Records from a data source
────────

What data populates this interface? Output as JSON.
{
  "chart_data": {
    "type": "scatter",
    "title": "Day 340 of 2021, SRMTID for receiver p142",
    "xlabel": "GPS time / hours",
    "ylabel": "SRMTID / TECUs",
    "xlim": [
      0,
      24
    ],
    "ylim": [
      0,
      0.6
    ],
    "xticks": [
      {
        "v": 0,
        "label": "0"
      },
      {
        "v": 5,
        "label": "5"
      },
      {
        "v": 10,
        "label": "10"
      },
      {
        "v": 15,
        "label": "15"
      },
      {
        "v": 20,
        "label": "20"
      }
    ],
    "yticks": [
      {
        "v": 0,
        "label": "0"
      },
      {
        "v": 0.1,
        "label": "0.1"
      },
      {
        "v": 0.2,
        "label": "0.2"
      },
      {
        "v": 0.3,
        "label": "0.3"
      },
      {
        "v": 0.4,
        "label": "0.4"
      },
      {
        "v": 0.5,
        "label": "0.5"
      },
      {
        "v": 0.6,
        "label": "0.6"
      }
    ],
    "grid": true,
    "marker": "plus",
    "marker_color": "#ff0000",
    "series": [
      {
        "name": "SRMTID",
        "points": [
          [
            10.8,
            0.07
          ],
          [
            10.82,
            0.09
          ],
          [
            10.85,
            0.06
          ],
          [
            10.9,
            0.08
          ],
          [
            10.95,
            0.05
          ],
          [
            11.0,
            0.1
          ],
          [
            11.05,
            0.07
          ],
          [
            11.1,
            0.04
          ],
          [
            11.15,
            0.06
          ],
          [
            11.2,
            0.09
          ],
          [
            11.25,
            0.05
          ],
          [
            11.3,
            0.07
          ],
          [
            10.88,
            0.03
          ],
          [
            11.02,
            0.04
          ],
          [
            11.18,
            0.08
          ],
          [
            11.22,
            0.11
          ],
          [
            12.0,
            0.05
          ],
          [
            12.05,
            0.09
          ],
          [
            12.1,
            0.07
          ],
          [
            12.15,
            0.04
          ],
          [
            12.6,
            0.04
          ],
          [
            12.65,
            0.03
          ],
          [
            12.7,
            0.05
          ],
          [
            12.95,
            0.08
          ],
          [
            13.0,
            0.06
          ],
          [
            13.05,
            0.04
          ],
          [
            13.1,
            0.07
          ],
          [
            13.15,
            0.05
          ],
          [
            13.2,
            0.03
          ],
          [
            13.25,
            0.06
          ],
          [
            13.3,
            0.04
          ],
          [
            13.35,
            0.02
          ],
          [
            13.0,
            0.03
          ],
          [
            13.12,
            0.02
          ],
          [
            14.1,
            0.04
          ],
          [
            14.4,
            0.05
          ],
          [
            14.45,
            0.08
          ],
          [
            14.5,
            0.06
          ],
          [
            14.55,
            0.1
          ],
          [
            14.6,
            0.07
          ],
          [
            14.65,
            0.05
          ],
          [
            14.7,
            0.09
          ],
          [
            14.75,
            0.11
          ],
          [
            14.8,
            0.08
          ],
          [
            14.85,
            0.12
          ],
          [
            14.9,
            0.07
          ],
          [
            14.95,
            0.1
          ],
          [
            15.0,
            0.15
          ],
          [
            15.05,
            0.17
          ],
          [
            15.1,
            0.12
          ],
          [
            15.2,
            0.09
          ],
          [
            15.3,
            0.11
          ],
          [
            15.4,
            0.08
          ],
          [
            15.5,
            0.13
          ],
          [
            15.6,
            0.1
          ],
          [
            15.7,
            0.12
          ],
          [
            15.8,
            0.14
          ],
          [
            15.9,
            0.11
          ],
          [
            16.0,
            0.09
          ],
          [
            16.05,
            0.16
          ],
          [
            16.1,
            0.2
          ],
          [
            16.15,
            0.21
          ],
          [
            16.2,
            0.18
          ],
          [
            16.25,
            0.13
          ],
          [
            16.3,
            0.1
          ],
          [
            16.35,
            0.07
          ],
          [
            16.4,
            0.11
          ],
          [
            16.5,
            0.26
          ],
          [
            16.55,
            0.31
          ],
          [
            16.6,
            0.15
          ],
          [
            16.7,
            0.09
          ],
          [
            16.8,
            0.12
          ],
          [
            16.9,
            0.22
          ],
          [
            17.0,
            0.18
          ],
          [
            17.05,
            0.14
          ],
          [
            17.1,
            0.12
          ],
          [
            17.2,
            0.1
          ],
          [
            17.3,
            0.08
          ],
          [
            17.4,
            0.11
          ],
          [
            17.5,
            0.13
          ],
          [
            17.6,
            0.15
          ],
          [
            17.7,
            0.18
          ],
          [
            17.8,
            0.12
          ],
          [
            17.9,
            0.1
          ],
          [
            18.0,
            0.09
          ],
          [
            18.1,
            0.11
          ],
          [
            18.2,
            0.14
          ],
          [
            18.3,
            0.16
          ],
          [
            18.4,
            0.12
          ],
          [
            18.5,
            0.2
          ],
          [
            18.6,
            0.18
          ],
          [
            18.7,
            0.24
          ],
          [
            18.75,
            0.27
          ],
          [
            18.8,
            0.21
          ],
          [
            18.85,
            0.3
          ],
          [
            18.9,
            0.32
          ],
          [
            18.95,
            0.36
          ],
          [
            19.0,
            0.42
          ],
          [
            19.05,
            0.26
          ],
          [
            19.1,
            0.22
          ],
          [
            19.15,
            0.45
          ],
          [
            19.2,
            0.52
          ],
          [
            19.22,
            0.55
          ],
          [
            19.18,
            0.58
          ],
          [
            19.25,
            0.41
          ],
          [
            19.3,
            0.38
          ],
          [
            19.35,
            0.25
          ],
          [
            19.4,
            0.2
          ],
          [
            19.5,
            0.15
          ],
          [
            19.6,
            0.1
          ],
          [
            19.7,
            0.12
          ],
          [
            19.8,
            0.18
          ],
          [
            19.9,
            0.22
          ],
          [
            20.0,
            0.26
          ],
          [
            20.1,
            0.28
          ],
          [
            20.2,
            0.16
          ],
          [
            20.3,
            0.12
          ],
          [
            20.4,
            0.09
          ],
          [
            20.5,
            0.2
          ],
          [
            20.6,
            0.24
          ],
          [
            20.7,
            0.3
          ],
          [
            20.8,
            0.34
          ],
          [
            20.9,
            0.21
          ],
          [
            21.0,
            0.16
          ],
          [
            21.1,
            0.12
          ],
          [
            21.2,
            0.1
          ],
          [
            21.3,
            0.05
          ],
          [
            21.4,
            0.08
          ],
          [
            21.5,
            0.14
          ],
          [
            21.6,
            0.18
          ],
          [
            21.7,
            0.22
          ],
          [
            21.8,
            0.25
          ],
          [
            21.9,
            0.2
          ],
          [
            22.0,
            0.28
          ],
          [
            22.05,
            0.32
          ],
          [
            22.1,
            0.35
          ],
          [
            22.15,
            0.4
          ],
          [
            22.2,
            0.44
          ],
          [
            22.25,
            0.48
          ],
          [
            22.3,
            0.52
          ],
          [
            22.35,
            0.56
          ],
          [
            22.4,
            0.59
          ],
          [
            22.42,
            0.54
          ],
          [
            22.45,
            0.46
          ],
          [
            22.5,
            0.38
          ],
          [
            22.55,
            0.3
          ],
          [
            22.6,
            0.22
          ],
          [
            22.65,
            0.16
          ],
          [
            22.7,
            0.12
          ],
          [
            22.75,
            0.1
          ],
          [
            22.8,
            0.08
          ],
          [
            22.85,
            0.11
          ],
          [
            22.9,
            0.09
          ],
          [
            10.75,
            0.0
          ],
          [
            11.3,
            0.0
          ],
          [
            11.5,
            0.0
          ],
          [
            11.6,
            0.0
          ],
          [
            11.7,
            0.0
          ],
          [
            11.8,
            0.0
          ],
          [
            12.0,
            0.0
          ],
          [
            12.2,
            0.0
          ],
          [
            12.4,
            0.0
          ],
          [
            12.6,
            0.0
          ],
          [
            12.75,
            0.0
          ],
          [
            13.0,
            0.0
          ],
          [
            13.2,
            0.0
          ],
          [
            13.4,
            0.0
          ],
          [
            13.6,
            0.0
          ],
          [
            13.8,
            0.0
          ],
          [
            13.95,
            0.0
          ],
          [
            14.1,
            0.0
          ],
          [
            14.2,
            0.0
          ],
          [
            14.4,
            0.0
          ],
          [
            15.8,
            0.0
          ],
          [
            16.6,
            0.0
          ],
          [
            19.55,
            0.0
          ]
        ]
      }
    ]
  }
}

────────

**Goal**
From the entries above, return each line with the word "SRMTID" in it.

**Final result**
    "title": "Day 340 of 2021, SRMTID for receiver p142",
    "ylabel": "SRMTID / TECUs",
        "name": "SRMTID",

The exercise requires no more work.